**TASK INPUTS**.
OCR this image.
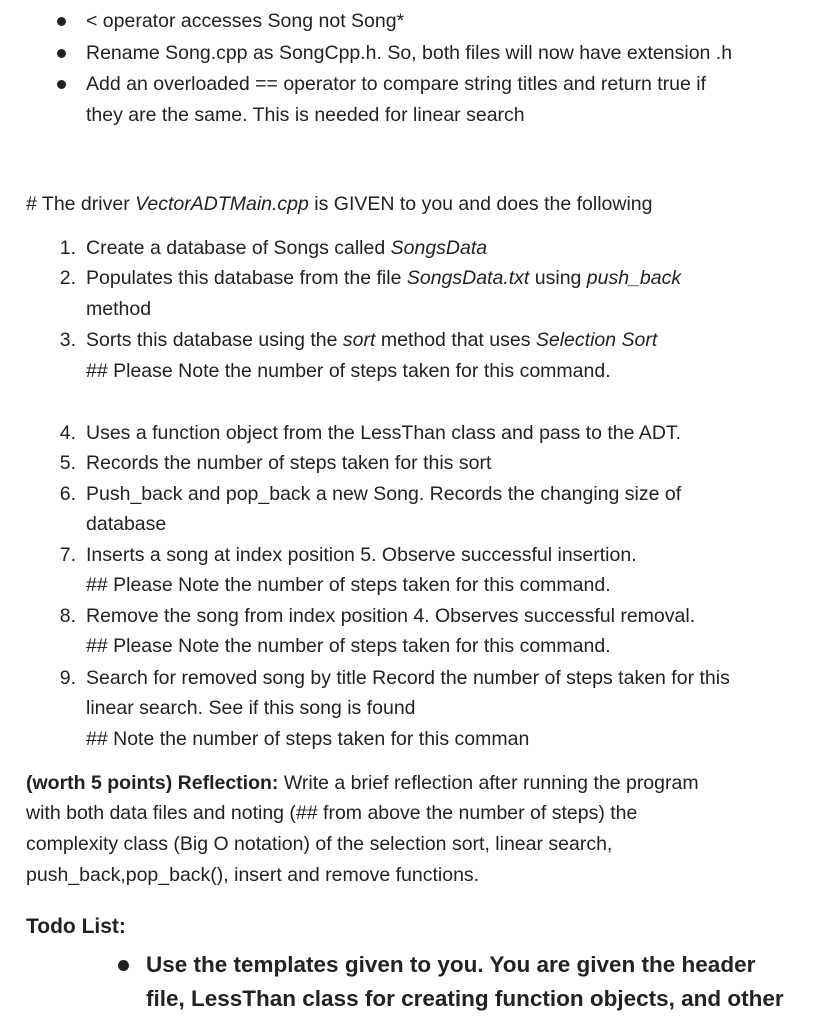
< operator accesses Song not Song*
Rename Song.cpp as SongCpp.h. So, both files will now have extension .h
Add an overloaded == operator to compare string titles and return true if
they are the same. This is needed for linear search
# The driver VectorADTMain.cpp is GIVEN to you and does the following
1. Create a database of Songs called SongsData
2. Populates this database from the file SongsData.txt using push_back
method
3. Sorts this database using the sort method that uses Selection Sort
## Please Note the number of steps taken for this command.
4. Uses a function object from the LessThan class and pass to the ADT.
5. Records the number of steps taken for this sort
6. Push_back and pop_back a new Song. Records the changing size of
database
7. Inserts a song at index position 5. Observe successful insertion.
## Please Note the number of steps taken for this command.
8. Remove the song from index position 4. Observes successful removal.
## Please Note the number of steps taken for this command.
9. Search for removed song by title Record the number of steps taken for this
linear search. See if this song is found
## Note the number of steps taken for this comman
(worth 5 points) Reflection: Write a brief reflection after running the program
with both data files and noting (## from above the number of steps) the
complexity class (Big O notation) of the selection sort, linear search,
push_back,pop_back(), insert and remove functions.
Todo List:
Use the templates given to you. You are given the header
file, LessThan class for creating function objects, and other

**INSTRUCTIONS TO FOLLOW**.
Locate the string "using" in the listing above and copy every line where it occurs.

**WRITTEN ANSWER**.
2. Populates this database from the file SongsData.txt using push_back
3. Sorts this database using the sort method that uses Selection Sort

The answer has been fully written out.